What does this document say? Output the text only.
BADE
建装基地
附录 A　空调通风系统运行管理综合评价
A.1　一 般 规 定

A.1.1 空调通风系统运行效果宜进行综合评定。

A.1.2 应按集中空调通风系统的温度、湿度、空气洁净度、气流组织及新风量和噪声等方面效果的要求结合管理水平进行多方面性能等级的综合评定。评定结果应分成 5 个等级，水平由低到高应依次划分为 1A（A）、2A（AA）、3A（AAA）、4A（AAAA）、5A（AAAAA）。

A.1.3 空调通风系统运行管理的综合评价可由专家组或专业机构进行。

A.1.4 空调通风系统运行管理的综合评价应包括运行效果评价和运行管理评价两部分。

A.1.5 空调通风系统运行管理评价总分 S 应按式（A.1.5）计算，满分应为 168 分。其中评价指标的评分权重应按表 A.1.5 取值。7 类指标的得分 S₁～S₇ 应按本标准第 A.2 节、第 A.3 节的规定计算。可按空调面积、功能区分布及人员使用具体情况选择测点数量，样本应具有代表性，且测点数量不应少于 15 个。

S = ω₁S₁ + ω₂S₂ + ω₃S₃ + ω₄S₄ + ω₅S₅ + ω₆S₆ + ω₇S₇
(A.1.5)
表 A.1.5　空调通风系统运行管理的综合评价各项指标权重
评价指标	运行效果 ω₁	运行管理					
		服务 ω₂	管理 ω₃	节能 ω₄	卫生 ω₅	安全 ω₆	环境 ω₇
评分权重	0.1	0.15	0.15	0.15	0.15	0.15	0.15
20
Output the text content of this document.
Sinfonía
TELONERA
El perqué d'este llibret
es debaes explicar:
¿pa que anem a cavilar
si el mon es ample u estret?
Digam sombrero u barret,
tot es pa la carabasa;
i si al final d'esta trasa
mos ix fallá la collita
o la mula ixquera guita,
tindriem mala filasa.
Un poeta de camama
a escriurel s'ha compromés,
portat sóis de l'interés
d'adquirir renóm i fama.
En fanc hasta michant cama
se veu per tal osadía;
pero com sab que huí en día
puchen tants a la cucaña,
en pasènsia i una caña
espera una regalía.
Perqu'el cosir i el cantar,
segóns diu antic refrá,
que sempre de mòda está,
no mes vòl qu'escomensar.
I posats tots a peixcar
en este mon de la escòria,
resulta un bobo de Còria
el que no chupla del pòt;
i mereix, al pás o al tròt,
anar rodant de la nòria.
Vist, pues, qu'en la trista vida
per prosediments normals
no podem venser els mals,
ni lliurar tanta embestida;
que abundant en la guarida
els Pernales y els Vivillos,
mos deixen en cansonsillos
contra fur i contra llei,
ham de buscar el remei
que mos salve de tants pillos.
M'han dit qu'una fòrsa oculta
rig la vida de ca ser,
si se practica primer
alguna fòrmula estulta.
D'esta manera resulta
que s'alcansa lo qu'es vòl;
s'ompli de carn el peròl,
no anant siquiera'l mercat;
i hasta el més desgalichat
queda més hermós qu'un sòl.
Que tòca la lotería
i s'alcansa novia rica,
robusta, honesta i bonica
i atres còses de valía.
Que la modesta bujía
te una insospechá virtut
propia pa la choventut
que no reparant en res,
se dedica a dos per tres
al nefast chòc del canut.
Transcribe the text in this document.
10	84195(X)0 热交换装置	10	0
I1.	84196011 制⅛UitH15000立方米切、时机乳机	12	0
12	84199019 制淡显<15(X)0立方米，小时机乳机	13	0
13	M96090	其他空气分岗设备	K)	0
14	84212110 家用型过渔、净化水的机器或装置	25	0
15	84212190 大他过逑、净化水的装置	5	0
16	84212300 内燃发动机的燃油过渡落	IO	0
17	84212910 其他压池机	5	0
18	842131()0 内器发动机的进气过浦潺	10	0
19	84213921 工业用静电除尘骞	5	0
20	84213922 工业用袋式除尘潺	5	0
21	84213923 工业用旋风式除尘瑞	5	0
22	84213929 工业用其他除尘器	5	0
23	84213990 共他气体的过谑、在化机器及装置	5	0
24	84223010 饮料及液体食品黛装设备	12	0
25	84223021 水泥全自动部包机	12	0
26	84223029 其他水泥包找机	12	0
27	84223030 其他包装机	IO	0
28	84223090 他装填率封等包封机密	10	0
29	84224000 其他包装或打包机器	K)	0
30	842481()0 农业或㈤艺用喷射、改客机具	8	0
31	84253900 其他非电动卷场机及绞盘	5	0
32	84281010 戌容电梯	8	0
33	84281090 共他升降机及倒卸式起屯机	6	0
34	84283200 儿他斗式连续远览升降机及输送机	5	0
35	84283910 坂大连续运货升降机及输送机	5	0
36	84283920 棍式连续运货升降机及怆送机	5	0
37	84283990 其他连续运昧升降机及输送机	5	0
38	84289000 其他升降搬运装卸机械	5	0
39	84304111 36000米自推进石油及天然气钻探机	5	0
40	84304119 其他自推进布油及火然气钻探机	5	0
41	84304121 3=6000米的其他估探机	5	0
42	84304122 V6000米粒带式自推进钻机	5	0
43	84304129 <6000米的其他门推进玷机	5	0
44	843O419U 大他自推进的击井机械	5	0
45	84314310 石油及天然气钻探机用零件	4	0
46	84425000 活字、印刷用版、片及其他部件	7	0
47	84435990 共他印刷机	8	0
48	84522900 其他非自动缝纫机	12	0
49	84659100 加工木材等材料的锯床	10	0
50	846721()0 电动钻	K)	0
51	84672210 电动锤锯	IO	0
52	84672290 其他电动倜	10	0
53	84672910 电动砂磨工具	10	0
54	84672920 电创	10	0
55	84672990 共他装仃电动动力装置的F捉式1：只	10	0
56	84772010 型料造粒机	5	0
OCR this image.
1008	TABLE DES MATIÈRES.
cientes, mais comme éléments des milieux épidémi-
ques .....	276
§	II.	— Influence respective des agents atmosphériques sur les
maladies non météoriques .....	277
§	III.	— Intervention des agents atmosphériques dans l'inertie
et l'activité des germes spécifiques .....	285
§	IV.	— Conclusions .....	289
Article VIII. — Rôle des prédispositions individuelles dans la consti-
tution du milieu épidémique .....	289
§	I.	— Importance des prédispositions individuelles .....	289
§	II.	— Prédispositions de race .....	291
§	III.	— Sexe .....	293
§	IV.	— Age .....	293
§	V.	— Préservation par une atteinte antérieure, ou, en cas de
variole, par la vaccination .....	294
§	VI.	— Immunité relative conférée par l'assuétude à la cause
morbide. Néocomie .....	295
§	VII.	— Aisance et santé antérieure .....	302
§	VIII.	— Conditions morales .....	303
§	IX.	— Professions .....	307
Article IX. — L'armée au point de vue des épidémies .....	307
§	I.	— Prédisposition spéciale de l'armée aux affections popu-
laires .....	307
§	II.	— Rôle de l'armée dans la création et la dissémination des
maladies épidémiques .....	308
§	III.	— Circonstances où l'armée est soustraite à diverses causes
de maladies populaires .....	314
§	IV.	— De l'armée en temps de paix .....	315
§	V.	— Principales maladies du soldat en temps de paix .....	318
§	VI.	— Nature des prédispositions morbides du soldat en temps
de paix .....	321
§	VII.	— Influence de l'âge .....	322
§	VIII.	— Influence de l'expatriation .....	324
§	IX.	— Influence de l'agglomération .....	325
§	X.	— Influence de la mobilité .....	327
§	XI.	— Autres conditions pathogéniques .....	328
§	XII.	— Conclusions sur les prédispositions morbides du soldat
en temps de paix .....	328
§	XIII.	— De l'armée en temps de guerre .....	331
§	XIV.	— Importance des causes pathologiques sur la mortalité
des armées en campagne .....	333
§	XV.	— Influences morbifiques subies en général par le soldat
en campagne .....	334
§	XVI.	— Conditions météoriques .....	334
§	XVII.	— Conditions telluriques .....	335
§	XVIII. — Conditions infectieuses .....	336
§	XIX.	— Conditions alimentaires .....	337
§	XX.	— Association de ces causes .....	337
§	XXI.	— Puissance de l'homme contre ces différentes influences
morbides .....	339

......

Go through the records and gather the lines that hold "morbides".

§	VI.	— Nature des prédispositions morbides du soldat en temps
§	XII.	— Conclusions sur les prédispositions morbides du soldat
morbides .....	339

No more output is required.